>> Begin DATA EXCERPTS
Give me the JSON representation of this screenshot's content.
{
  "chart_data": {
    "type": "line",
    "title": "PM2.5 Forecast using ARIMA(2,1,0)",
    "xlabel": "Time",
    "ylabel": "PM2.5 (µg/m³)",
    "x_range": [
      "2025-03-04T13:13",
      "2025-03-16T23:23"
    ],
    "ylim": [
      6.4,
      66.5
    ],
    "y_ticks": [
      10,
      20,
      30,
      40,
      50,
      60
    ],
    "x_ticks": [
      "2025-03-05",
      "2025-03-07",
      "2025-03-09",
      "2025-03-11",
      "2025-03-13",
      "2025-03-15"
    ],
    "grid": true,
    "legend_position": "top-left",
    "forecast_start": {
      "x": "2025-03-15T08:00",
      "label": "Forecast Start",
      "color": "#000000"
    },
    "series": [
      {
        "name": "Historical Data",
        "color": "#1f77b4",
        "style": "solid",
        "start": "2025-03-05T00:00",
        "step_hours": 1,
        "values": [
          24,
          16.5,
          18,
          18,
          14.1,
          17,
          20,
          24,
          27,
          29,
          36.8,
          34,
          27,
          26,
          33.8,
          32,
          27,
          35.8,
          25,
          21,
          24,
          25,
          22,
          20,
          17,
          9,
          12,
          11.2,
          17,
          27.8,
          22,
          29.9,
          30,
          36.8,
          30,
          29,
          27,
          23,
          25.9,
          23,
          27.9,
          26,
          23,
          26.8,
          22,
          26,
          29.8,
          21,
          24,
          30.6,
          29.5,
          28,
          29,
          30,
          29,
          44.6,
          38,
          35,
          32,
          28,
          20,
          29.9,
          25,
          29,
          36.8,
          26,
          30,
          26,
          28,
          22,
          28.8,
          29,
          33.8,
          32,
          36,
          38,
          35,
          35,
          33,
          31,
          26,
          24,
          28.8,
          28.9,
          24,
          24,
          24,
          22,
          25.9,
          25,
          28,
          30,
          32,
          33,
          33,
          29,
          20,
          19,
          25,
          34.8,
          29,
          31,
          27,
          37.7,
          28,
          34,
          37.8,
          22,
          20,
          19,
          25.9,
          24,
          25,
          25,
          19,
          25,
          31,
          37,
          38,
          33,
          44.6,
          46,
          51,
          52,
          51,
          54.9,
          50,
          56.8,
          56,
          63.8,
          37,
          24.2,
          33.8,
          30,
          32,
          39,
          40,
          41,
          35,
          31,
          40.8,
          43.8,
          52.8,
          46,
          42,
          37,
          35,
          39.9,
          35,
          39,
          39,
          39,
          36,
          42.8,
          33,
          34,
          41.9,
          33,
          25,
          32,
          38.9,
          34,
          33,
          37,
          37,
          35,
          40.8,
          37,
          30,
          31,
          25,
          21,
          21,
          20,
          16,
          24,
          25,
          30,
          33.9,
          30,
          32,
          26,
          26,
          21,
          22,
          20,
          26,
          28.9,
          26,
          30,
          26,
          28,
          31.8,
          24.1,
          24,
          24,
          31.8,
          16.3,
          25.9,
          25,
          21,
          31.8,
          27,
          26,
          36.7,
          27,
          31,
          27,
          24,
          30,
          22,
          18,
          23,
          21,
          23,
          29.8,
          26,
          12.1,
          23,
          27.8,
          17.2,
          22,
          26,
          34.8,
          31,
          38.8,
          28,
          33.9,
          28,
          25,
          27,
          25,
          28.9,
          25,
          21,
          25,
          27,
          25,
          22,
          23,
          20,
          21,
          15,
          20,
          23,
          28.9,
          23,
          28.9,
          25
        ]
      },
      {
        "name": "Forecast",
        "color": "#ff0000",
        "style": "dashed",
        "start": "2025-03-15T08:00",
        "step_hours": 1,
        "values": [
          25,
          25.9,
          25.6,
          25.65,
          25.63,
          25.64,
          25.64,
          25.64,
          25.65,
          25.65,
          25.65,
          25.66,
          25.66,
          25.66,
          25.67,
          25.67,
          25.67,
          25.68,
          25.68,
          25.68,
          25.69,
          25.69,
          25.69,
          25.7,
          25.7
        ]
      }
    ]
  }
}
>> End DATA EXCERPTS
EXERCISE INSTRUCTIONS: Retype the data in full and match it exactly.

FINAL RESULT:
Give me the JSON representation of this screenshot's content.
{
  "chart_data": {
    "type": "line",
    "title": "PM2.5 Forecast using ARIMA(2,1,0)",
    "xlabel": "Time",
    "ylabel": "PM2.5 (µg/m³)",
    "x_range": [
      "2025-03-04T13:13",
      "2025-03-16T23:23"
    ],
    "ylim": [
      6.4,
      66.5
    ],
    "y_ticks": [
      10,
      20,
      30,
      40,
      50,
      60
    ],
    "x_ticks": [
      "2025-03-05",
      "2025-03-07",
      "2025-03-09",
      "2025-03-11",
      "2025-03-13",
      "2025-03-15"
    ],
    "grid": true,
    "legend_position": "top-left",
    "forecast_start": {
      "x": "2025-03-15T08:00",
      "label": "Forecast Start",
      "color": "#000000"
    },
    "series": [
      {
        "name": "Historical Data",
        "color": "#1f77b4",
        "style": "solid",
        "start": "2025-03-05T00:00",
        "step_hours": 1,
        "values": [
          24,
          16.5,
          18,
          18,
          14.1,
          17,
          20,
          24,
          27,
          29,
          36.8,
          34,
          27,
          26,
          33.8,
          32,
          27,
          35.8,
          25,
          21,
          24,
          25,
          22,
          20,
          17,
          9,
          12,
          11.2,
          17,
          27.8,
          22,
          29.9,
          30,
          36.8,
          30,
          29,
          27,
          23,
          25.9,
          23,
          27.9,
          26,
          23,
          26.8,
          22,
          26,
          29.8,
          21,
          24,
          30.6,
          29.5,
          28,
          29,
          30,
          29,
          44.6,
          38,
          35,
          32,
          28,
          20,
          29.9,
          25,
          29,
          36.8,
          26,
          30,
          26,
          28,
          22,
          28.8,
          29,
          33.8,
          32,
          36,
          38,
          35,
          35,
          33,
          31,
          26,
          24,
          28.8,
          28.9,
          24,
          24,
          24,
          22,
          25.9,
          25,
          28,
          30,
          32,
          33,
          33,
          29,
          20,
          19,
          25,
          34.8,
          29,
          31,
          27,
          37.7,
          28,
          34,
          37.8,
          22,
          20,
          19,
          25.9,
          24,
          25,
          25,
          19,
          25,
          31,
          37,
          38,
          33,
          44.6,
          46,
          51,
          52,
          51,
          54.9,
          50,
          56.8,
          56,
          63.8,
          37,
          24.2,
          33.8,
          30,
          32,
          39,
          40,
          41,
          35,
          31,
          40.8,
          43.8,
          52.8,
          46,
          42,
          37,
          35,
          39.9,
          35,
          39,
          39,
          39,
          36,
          42.8,
          33,
          34,
          41.9,
          33,
          25,
          32,
          38.9,
          34,
          33,
          37,
          37,
          35,
          40.8,
          37,
          30,
          31,
          25,
          21,
          21,
          20,
          16,
          24,
          25,
          30,
          33.9,
          30,
          32,
          26,
          26,
          21,
          22,
          20,
          26,
          28.9,
          26,
          30,
          26,
          28,
          31.8,
          24.1,
          24,
          24,
          31.8,
          16.3,
          25.9,
          25,
          21,
          31.8,
          27,
          26,
          36.7,
          27,
          31,
          27,
          24,
          30,
          22,
          18,
          23,
          21,
          23,
          29.8,
          26,
          12.1,
          23,
          27.8,
          17.2,
          22,
          26,
          34.8,
          31,
          38.8,
          28,
          33.9,
          28,
          25,
          27,
          25,
          28.9,
          25,
          21,
          25,
          27,
          25,
          22,
          23,
          20,
          21,
          15,
          20,
          23,
          28.9,
          23,
          28.9,
          25
        ]
      },
      {
        "name": "Forecast",
        "color": "#ff0000",
        "style": "dashed",
        "start": "2025-03-15T08:00",
        "step_hours": 1,
        "values": [
          25,
          25.9,
          25.6,
          25.65,
          25.63,
          25.64,
          25.64,
          25.64,
          25.65,
          25.65,
          25.65,
          25.66,
          25.66,
          25.66,
          25.67,
          25.67,
          25.67,
          25.68,
          25.68,
          25.68,
          25.69,
          25.69,
          25.69,
          25.7,
          25.7
        ]
      }
    ]
  }
}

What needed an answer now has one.